▶ **WRITTEN INSTRUCTION**: Lines containing the word "JSON" are the ones to copy from the records below.

▶ **DATA SECTION**:
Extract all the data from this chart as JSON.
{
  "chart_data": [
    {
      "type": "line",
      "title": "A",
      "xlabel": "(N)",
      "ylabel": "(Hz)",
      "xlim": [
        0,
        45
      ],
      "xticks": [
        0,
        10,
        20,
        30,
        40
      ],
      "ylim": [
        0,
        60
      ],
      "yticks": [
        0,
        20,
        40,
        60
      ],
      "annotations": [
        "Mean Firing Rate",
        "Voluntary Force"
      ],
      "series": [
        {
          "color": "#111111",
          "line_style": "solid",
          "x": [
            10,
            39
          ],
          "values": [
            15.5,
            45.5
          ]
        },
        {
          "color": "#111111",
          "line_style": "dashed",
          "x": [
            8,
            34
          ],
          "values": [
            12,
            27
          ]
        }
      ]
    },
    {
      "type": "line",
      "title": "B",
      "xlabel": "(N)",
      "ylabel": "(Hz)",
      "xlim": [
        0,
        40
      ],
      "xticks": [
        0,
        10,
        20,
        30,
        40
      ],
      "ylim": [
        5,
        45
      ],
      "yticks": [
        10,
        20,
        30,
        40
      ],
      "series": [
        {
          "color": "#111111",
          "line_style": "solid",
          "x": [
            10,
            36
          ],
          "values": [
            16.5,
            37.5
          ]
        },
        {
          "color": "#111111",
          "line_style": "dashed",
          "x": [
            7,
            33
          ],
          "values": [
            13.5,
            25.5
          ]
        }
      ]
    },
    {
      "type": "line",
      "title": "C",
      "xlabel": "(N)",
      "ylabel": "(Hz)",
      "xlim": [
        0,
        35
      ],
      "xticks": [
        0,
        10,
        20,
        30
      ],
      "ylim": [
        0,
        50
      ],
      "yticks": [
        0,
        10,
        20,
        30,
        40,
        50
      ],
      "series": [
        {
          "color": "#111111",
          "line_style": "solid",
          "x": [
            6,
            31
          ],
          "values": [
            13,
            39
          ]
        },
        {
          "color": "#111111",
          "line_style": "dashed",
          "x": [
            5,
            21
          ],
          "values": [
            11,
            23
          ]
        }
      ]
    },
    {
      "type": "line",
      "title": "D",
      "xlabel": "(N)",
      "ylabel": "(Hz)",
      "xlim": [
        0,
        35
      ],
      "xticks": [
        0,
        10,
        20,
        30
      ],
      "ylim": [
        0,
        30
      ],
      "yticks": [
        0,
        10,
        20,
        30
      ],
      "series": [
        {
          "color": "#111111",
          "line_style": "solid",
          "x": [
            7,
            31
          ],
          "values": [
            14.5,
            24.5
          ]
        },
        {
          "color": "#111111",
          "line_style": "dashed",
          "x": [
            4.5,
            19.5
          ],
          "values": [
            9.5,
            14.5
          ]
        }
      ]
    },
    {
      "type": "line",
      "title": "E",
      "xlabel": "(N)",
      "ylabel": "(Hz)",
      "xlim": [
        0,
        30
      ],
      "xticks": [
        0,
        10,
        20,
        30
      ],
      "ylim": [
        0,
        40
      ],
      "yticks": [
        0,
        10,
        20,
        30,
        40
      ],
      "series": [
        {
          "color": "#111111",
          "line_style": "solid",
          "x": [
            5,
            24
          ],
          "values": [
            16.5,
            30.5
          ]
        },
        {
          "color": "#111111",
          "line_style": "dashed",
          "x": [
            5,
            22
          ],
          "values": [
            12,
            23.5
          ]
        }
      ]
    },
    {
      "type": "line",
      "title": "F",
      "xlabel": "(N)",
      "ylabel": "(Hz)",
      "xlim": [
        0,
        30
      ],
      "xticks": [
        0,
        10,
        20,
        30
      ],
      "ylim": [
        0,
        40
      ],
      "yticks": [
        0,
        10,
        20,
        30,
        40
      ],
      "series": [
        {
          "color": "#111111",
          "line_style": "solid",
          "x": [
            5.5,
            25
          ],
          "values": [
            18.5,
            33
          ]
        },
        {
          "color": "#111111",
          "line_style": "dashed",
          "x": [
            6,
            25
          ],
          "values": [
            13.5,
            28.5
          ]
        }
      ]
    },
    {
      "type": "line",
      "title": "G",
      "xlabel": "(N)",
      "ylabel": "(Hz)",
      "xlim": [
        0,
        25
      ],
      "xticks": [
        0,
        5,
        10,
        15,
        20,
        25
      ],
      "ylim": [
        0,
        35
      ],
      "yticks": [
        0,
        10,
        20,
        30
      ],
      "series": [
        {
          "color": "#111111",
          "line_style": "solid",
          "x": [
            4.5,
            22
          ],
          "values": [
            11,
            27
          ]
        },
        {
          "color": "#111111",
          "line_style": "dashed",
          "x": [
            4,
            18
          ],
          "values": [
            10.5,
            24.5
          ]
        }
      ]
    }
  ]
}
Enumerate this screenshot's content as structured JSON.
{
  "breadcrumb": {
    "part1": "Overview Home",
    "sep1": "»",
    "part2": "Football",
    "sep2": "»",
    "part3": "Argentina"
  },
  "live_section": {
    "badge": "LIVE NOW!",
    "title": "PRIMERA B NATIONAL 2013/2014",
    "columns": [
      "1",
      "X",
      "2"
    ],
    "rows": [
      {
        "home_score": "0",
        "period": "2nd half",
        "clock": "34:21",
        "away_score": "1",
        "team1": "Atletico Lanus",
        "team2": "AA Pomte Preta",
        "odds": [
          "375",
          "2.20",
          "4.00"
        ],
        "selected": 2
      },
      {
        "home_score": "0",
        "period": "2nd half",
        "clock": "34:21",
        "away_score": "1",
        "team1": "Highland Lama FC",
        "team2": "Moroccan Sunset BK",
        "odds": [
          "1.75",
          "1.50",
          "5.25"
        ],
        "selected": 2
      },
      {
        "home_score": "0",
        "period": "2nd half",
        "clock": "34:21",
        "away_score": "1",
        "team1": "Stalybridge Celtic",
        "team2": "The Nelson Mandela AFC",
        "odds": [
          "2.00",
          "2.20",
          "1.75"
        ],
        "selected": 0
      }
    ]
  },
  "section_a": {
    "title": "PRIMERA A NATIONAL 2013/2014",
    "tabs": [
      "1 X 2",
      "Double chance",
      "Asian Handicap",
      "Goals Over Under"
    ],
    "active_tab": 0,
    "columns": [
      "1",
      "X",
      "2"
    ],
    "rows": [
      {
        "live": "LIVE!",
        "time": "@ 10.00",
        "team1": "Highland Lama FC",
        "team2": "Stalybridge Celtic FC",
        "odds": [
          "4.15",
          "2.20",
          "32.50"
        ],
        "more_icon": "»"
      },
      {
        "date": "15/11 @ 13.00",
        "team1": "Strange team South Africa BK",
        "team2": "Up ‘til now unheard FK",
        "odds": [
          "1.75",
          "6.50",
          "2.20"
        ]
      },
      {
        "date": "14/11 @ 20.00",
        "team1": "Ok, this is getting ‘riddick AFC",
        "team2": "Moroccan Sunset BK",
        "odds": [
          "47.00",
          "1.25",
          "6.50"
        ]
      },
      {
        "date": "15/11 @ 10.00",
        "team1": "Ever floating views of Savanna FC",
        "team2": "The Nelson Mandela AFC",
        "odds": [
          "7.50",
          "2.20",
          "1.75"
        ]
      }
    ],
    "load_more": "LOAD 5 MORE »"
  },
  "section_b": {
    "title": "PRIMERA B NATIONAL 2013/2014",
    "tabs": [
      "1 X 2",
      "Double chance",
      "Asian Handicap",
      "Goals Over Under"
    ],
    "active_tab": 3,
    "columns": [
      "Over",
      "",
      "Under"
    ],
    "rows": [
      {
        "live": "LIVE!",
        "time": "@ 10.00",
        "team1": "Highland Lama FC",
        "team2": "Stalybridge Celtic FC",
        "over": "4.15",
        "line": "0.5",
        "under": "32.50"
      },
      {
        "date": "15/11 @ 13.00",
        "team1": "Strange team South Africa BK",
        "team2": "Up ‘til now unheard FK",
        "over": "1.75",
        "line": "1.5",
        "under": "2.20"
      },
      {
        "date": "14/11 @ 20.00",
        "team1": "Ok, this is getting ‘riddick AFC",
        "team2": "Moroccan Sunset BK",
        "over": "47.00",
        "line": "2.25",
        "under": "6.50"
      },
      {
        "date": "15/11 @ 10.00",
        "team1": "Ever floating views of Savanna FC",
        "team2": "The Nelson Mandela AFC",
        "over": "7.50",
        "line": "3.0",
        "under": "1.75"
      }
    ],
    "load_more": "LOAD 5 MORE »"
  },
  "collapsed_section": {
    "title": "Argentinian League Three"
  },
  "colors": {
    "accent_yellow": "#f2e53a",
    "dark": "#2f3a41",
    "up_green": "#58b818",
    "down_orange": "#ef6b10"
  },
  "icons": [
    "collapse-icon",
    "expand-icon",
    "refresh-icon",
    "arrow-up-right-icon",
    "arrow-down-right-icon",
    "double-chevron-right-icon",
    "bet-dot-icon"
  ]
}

▶ **TASK SOLUTION**:
Extract all the data from this chart as JSON.
Enumerate this screenshot's content as structured JSON.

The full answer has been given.